Data for the task:
----
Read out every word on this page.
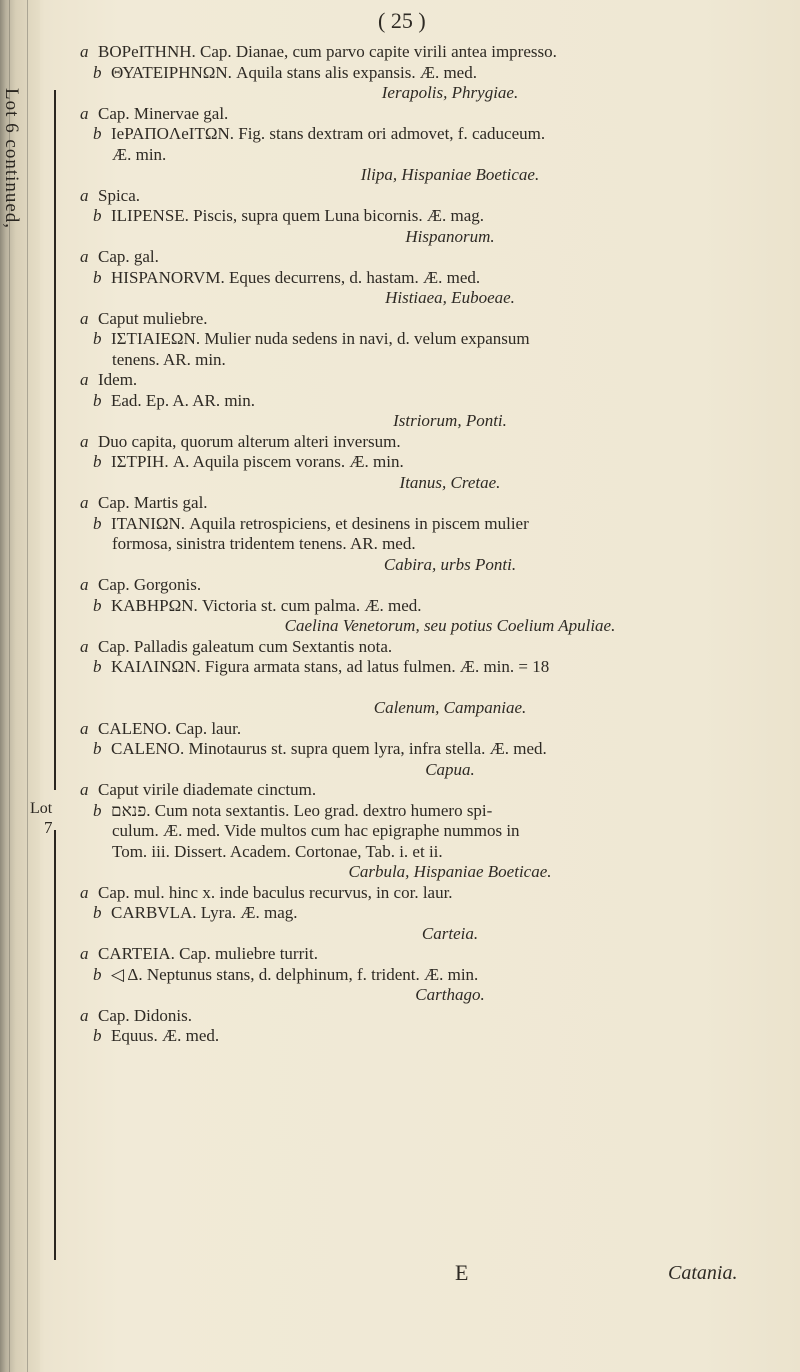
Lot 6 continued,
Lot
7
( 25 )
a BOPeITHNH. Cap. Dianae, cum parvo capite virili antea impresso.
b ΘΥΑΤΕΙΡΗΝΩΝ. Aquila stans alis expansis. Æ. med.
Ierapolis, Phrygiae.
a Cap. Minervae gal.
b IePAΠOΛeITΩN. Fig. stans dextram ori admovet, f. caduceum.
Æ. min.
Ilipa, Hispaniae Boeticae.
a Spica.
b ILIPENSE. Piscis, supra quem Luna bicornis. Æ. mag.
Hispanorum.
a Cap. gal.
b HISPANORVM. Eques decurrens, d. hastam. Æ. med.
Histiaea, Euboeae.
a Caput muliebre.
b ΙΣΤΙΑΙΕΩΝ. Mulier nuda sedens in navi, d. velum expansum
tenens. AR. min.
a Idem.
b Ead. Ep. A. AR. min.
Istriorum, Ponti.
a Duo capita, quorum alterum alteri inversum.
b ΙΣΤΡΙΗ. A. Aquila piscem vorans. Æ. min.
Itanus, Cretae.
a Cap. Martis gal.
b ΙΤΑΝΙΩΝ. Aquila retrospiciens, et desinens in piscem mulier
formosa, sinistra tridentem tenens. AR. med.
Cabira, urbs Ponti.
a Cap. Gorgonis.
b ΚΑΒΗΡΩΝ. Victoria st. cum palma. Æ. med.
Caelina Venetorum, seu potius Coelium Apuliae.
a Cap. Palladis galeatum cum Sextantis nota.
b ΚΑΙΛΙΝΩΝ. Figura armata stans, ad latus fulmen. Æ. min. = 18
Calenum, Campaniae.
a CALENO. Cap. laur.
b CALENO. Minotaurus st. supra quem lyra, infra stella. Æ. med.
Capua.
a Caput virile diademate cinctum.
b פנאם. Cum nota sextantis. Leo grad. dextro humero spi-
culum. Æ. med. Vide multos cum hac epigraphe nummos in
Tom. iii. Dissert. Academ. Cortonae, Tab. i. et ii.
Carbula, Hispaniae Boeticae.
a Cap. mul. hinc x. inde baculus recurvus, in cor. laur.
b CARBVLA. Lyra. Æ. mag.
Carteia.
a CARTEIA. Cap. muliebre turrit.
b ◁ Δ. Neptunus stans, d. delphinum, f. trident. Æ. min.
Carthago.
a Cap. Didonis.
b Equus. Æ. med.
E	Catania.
----
Exercise details: Without the pictures, return all the records precisely as they stand.

Task solution:
Read out every word on this page.
Lot 6 continued,
Lot
7
( 25 )
a BOPeITHNH. Cap. Dianae, cum parvo capite virili antea impresso.
b ΘΥΑΤΕΙΡΗΝΩΝ. Aquila stans alis expansis. Æ. med.
Ierapolis, Phrygiae.
a Cap. Minervae gal.
b IePAΠOΛeITΩN. Fig. stans dextram ori admovet, f. caduceum.
Æ. min.
Ilipa, Hispaniae Boeticae.
a Spica.
b ILIPENSE. Piscis, supra quem Luna bicornis. Æ. mag.
Hispanorum.
a Cap. gal.
b HISPANORVM. Eques decurrens, d. hastam. Æ. med.
Histiaea, Euboeae.
a Caput muliebre.
b ΙΣΤΙΑΙΕΩΝ. Mulier nuda sedens in navi, d. velum expansum
tenens. AR. min.
a Idem.
b Ead. Ep. A. AR. min.
Istriorum, Ponti.
a Duo capita, quorum alterum alteri inversum.
b ΙΣΤΡΙΗ. A. Aquila piscem vorans. Æ. min.
Itanus, Cretae.
a Cap. Martis gal.
b ΙΤΑΝΙΩΝ. Aquila retrospiciens, et desinens in piscem mulier
formosa, sinistra tridentem tenens. AR. med.
Cabira, urbs Ponti.
a Cap. Gorgonis.
b ΚΑΒΗΡΩΝ. Victoria st. cum palma. Æ. med.
Caelina Venetorum, seu potius Coelium Apuliae.
a Cap. Palladis galeatum cum Sextantis nota.
b ΚΑΙΛΙΝΩΝ. Figura armata stans, ad latus fulmen. Æ. min. = 18
Calenum, Campaniae.
a CALENO. Cap. laur.
b CALENO. Minotaurus st. supra quem lyra, infra stella. Æ. med.
Capua.
a Caput virile diademate cinctum.
b פנאם. Cum nota sextantis. Leo grad. dextro humero spi-
culum. Æ. med. Vide multos cum hac epigraphe nummos in
Tom. iii. Dissert. Academ. Cortonae, Tab. i. et ii.
Carbula, Hispaniae Boeticae.
a Cap. mul. hinc x. inde baculus recurvus, in cor. laur.
b CARBVLA. Lyra. Æ. mag.
Carteia.
a CARTEIA. Cap. muliebre turrit.
b ◁ Δ. Neptunus stans, d. delphinum, f. trident. Æ. min.
Carthago.
a Cap. Didonis.
b Equus. Æ. med.
E	Catania.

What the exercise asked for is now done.